**Written task**
Gather each line in the entries that includes the string "Louisiana".

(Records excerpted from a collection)
────────

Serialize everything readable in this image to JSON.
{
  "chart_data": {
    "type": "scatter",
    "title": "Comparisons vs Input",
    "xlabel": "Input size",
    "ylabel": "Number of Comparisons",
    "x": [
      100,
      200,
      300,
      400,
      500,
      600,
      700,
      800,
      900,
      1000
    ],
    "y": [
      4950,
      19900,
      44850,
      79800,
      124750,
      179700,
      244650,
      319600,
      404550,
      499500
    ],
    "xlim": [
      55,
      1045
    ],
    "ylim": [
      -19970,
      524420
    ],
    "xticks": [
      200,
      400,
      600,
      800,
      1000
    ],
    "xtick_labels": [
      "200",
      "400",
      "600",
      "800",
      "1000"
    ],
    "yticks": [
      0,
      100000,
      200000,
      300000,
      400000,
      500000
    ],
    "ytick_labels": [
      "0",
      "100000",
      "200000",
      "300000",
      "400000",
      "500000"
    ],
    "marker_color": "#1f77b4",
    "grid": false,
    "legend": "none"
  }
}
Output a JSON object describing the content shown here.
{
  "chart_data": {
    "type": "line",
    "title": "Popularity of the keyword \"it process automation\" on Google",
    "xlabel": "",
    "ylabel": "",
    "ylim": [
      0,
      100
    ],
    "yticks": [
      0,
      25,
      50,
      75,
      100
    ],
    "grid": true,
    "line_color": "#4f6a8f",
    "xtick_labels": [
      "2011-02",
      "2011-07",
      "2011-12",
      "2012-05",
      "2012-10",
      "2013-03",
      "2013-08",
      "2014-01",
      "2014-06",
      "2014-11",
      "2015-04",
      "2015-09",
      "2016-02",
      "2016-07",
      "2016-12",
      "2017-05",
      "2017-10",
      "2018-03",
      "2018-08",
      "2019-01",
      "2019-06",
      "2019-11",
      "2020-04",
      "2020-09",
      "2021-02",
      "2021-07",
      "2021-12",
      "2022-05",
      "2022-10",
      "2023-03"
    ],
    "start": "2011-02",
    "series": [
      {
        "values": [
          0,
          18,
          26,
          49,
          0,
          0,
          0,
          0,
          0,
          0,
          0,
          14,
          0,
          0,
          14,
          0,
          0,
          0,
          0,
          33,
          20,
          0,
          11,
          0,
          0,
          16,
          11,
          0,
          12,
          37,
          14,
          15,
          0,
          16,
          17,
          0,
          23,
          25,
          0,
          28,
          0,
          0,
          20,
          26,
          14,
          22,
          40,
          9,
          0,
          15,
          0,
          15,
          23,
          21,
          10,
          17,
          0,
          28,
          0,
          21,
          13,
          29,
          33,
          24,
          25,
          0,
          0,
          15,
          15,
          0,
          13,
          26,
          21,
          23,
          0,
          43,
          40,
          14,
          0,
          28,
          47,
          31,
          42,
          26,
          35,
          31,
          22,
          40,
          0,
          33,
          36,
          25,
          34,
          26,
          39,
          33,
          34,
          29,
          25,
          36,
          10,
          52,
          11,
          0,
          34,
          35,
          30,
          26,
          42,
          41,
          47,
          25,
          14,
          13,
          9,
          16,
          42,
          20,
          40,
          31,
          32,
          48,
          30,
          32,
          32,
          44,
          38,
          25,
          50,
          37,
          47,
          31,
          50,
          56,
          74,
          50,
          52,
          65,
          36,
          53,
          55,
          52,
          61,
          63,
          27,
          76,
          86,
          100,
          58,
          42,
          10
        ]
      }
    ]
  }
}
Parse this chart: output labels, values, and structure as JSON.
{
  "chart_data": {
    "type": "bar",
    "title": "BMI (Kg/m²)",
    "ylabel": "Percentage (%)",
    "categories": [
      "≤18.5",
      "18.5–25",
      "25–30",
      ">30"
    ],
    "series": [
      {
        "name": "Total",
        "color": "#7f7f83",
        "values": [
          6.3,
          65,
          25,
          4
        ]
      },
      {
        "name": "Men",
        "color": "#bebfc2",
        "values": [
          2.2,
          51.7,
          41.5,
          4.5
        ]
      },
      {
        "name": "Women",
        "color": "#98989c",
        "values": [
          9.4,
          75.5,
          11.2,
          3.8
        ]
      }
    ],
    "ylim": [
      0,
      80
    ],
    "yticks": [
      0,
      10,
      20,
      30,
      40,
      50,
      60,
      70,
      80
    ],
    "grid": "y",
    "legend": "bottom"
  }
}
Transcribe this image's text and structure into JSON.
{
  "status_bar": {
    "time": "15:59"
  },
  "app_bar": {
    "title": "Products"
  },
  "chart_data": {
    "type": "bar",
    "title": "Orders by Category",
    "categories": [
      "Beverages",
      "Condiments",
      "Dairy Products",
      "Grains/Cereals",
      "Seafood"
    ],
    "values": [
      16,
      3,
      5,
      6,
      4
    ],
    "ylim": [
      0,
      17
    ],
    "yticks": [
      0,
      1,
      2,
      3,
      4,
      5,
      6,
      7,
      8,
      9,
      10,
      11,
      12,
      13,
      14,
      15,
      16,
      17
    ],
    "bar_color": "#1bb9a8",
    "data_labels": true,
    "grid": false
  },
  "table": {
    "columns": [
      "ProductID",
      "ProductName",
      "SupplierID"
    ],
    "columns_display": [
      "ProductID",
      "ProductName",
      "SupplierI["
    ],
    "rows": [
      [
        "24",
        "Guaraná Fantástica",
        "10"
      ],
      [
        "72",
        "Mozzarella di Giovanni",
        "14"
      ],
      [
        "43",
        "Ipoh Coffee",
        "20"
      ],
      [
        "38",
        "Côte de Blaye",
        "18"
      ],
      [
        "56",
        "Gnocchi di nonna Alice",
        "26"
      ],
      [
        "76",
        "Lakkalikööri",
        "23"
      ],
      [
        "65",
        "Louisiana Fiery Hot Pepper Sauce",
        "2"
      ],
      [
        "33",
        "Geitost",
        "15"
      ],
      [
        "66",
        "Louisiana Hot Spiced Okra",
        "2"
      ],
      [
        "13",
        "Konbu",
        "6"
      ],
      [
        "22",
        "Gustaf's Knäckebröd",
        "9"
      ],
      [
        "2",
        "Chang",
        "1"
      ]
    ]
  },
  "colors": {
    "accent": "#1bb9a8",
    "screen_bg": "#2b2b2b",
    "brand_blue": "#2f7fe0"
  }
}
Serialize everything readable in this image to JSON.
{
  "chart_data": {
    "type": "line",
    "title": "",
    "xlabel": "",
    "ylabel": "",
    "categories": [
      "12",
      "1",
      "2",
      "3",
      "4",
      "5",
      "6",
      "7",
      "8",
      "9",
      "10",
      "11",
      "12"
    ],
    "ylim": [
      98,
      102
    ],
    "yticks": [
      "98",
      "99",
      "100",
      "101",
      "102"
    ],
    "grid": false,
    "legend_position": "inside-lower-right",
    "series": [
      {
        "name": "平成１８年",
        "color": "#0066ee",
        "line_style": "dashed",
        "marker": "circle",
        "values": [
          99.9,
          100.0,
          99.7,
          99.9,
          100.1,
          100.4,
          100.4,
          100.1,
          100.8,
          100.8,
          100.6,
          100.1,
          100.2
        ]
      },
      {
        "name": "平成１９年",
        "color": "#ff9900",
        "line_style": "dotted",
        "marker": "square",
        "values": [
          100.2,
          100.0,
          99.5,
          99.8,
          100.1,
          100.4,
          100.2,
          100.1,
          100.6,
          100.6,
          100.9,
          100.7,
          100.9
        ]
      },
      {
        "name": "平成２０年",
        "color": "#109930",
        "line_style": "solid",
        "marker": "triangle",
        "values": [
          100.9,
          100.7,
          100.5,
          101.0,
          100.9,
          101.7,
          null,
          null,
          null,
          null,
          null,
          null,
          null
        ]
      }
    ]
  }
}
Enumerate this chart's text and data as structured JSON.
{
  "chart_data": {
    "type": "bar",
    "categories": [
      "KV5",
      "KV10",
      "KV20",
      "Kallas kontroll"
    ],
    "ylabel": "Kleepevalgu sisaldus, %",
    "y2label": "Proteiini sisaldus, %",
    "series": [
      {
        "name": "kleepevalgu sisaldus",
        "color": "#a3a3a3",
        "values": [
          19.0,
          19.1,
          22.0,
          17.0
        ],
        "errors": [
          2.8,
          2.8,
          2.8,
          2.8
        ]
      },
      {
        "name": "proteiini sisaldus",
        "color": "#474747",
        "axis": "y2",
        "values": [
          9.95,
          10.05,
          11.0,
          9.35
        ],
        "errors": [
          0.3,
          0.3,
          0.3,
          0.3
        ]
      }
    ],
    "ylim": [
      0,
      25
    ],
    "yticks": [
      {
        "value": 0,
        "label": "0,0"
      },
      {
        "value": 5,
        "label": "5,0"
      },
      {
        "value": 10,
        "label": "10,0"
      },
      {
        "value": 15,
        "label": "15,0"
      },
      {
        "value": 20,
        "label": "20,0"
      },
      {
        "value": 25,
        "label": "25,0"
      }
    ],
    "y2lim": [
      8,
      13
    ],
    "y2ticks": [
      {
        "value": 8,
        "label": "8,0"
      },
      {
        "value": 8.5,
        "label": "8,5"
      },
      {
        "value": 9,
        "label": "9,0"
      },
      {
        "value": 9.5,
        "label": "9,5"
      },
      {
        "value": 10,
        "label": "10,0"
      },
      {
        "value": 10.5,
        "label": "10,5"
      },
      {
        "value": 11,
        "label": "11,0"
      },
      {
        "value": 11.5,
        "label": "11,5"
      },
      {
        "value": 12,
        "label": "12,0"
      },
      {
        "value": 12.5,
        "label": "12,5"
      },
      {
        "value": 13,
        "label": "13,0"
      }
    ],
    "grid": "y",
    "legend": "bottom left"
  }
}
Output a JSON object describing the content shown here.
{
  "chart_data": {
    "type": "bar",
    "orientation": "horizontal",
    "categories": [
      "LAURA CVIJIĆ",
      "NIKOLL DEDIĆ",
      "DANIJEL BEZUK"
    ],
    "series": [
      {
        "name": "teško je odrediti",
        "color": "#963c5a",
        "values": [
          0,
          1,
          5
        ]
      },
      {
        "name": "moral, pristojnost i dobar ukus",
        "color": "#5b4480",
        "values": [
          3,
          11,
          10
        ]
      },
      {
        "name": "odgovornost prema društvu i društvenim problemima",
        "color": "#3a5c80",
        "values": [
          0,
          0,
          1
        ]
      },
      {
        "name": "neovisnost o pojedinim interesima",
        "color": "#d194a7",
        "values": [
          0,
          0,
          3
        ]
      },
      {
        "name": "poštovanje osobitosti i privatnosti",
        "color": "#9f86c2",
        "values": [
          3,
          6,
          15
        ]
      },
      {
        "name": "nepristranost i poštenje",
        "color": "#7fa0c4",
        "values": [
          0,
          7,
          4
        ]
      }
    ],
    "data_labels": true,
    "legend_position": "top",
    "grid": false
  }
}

────────

**Response to this task**
        "Louisiana Fiery Hot Pepper Sauce",
        "Louisiana Hot Spiced Okra",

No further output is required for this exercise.